Short task - Copy out every line of the records where the string "branch" occurs.

Records for processing -
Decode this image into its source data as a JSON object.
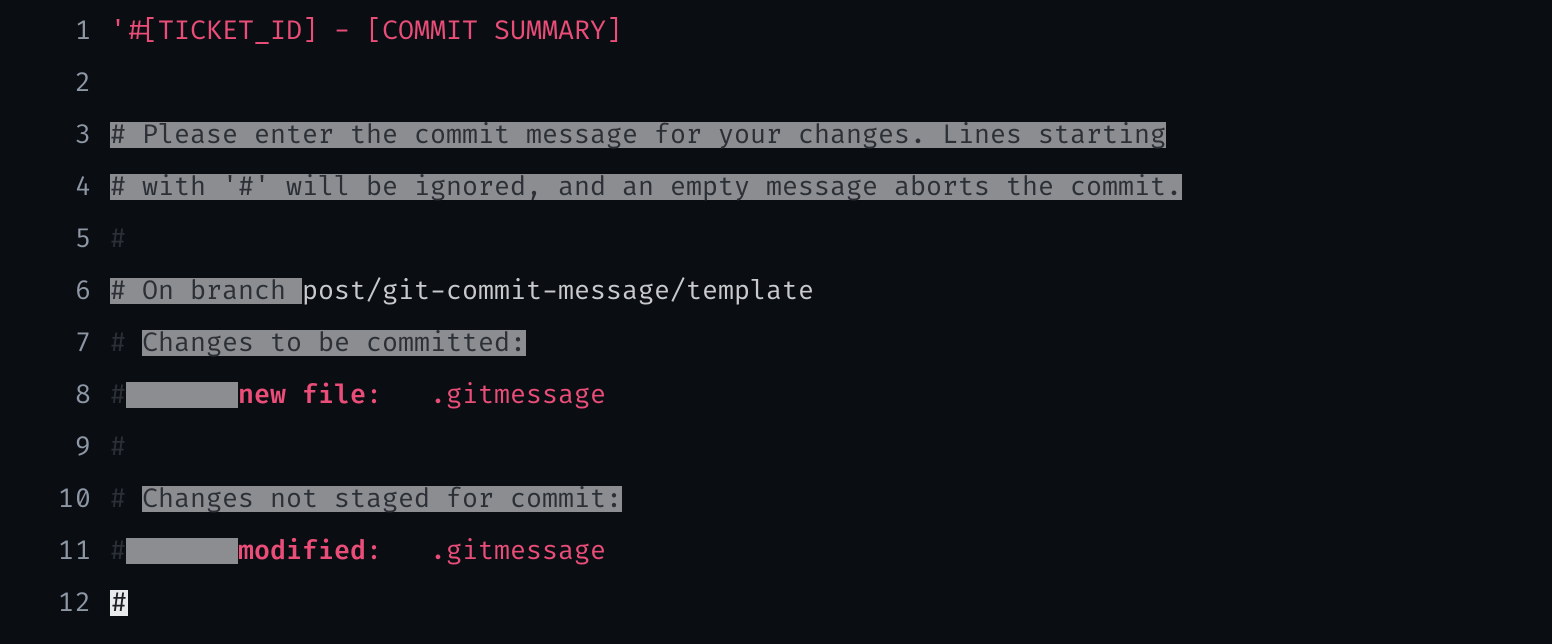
{
  "lines": {
    "n1": "1",
    "n2": "2",
    "n3": "3",
    "n4": "4",
    "n5": "5",
    "n6": "6",
    "n7": "7",
    "n8": "8",
    "n9": "9",
    "n10": "10",
    "n11": "11",
    "n12": "12"
  },
  "l1": {
    "quote": "'",
    "text": "#[TICKET_ID] - [COMMIT SUMMARY]"
  },
  "l3": {
    "full": "# Please enter the commit message for your changes. Lines starting"
  },
  "l4": {
    "full": "# with '#' will be ignored, and an empty message aborts the commit."
  },
  "l5": {
    "hash": "#"
  },
  "l6": {
    "prefix": "# On branch ",
    "branch": "post/git-commit-message/template"
  },
  "l7": {
    "hash": "# ",
    "text": "Changes to be committed:"
  },
  "l8": {
    "hash": "#",
    "pad1": "       ",
    "status": "new file",
    "colon_pad": ":   ",
    "file": ".gitmessage"
  },
  "l9": {
    "hash": "#"
  },
  "l10": {
    "hash": "# ",
    "text": "Changes not staged for commit:"
  },
  "l11": {
    "hash": "#",
    "pad1": "       ",
    "status": "modified",
    "colon_pad": ":   ",
    "file": ".gitmessage"
  },
  "l12": {
    "hash": "#"
  }
}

In response -
    "prefix": "# On branch ",
    "branch": "post/git-commit-message/template"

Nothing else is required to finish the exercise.